_Stated task_
Identify the lines bearing the string "JSON" and gather them.

_Stored records_
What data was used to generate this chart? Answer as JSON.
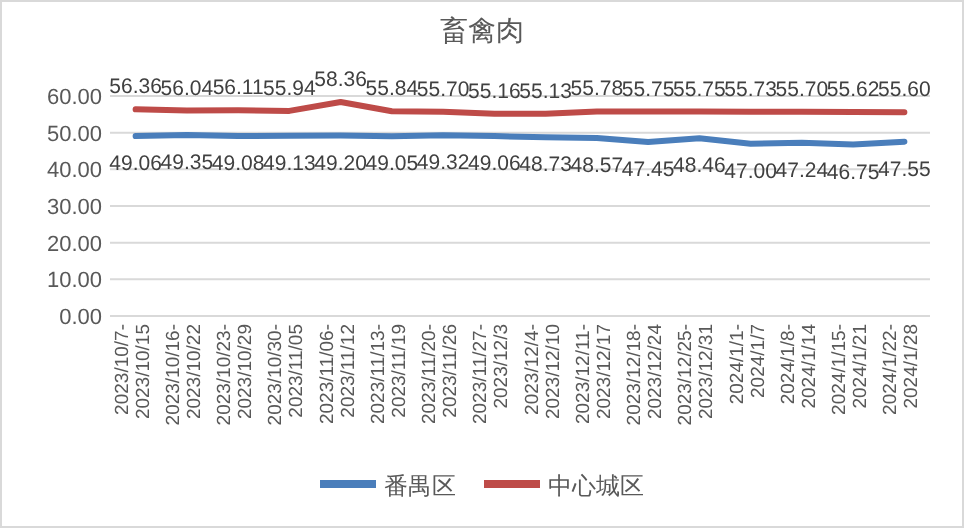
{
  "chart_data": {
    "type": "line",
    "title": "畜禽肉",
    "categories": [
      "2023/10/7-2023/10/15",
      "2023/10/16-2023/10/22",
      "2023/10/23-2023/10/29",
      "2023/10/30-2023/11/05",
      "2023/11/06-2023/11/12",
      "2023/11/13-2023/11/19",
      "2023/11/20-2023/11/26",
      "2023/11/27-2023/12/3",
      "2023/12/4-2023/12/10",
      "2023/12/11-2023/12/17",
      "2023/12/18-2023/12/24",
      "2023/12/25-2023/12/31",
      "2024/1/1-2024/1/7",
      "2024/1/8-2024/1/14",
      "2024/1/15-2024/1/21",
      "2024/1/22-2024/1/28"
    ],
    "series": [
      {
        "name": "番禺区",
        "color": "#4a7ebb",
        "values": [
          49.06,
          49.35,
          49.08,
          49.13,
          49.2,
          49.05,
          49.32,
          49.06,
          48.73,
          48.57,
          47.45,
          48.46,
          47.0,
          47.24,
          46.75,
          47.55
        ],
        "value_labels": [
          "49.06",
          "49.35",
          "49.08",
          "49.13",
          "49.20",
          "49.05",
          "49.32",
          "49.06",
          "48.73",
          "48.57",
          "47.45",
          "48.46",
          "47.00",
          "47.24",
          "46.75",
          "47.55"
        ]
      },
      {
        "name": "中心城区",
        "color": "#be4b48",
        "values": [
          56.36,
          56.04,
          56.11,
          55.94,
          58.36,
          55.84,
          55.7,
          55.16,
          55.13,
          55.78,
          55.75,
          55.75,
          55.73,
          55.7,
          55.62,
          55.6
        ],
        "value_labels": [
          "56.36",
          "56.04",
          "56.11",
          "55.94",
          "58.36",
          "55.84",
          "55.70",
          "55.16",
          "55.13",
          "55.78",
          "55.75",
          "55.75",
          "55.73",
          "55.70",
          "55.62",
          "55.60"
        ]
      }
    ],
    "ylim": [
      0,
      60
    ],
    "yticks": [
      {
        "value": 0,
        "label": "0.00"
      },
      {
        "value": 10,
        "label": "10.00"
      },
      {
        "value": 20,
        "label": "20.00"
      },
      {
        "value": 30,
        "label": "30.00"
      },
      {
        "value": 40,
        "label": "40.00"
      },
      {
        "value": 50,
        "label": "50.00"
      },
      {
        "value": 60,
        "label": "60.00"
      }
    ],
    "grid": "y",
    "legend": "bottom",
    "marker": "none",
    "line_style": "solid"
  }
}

==

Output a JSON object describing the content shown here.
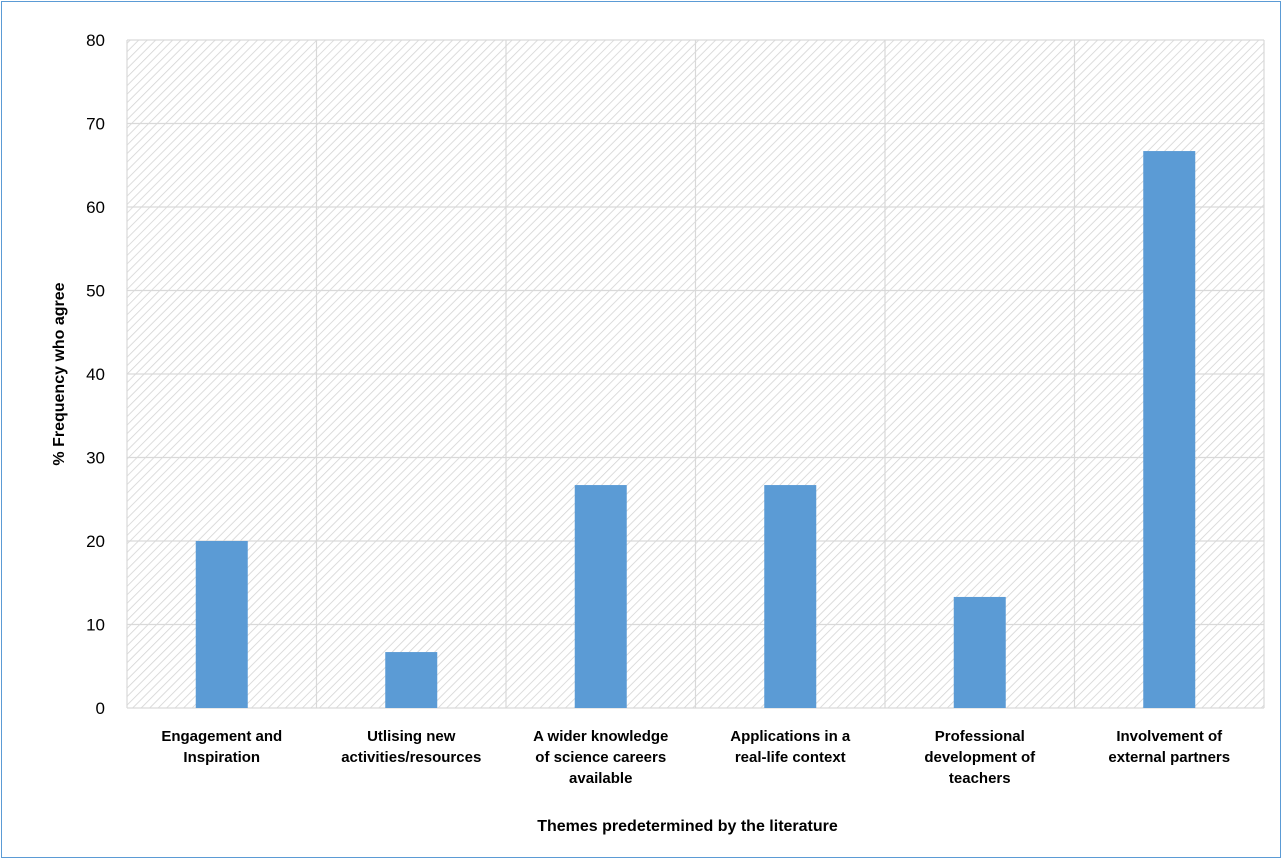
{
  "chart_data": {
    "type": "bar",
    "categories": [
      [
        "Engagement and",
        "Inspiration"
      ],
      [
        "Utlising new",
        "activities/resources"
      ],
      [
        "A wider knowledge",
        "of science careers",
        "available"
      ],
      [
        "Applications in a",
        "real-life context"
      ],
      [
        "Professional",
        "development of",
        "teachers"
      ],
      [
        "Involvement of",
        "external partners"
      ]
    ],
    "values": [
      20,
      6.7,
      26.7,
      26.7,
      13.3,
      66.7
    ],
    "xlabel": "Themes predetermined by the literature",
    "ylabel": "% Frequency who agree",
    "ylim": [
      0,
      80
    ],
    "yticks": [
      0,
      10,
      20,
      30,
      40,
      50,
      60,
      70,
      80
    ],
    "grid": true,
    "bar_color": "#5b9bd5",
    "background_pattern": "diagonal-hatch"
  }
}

_Result of this exercise_
What data was used to generate this chart? Answer as JSON.
Output a JSON object describing the content shown here.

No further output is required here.